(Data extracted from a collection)
======
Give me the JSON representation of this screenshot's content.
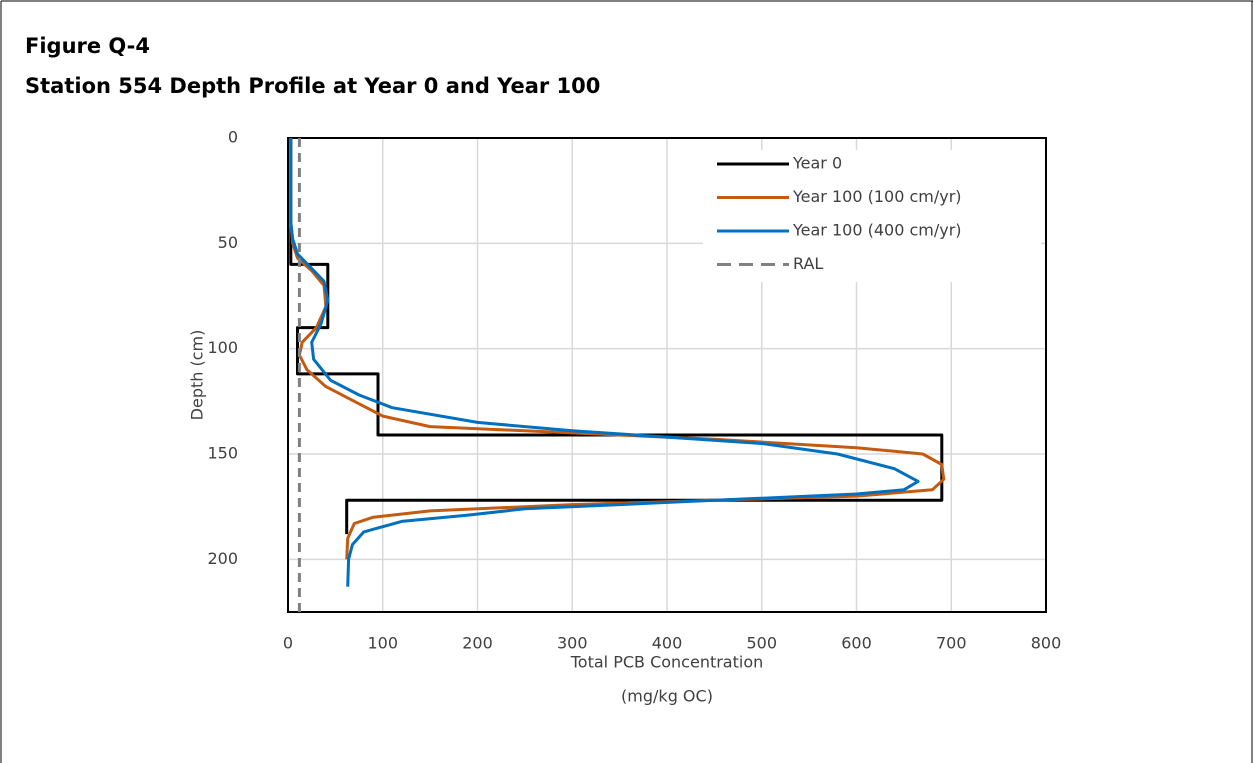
{
  "chart_data": {
    "type": "line",
    "title": "Figure Q-4",
    "subtitle": "Station 554 Depth Profile at Year 0 and Year 100",
    "x_label": [
      "Total PCB Concentration",
      "(mg/kg OC)"
    ],
    "y_label": "Depth (cm)",
    "xlim": [
      0,
      800
    ],
    "xticks": [
      0,
      100,
      200,
      300,
      400,
      500,
      600,
      700,
      800
    ],
    "ylim": [
      0,
      225
    ],
    "yticks": [
      0,
      50,
      100,
      150,
      200
    ],
    "y_inverted": true,
    "grid": true,
    "legend": "upper right",
    "series": [
      {
        "name": "Year 0",
        "color": "#000000",
        "x": [
          3,
          3,
          42,
          42,
          10,
          10,
          95,
          95,
          690,
          690,
          62,
          62
        ],
        "y": [
          0,
          60,
          60,
          90,
          90,
          112,
          112,
          141,
          141,
          172,
          172,
          188
        ]
      },
      {
        "name": "Year 100 (100 cm/yr)",
        "color": "#c55a11",
        "x": [
          3,
          3,
          5,
          10,
          25,
          38,
          40,
          30,
          15,
          12,
          20,
          40,
          70,
          100,
          150,
          300,
          450,
          600,
          670,
          690,
          692,
          680,
          600,
          450,
          300,
          150,
          90,
          70,
          63,
          62
        ],
        "y": [
          0,
          40,
          50,
          57,
          63,
          70,
          80,
          90,
          97,
          103,
          110,
          118,
          125,
          132,
          137,
          140,
          143,
          147,
          150,
          155,
          162,
          167,
          170,
          172,
          174,
          177,
          180,
          183,
          190,
          200
        ]
      },
      {
        "name": "Year 100 (400 cm/yr)",
        "color": "#0070c0",
        "x": [
          3,
          3,
          5,
          10,
          25,
          38,
          42,
          35,
          25,
          27,
          45,
          75,
          110,
          200,
          300,
          400,
          500,
          580,
          640,
          665,
          650,
          600,
          450,
          350,
          250,
          190,
          120,
          80,
          68,
          64,
          63
        ],
        "y": [
          0,
          40,
          48,
          55,
          62,
          68,
          77,
          88,
          97,
          105,
          115,
          122,
          128,
          135,
          139,
          142,
          145,
          150,
          157,
          163,
          167,
          169,
          172,
          174,
          176,
          179,
          182,
          187,
          193,
          200,
          213
        ]
      },
      {
        "name": "RAL",
        "color": "#808080",
        "dashed": true,
        "x": [
          12,
          12
        ],
        "y": [
          0,
          225
        ]
      }
    ]
  }
}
======
• Exercise details
Which lines above contain "Year"? Show each of them.

• Response to this exercise
    "subtitle": "Station 554 Depth Profile at Year 0 and Year 100",
        "name": "Year 0",
        "name": "Year 100 (100 cm/yr)",
        "name": "Year 100 (400 cm/yr)",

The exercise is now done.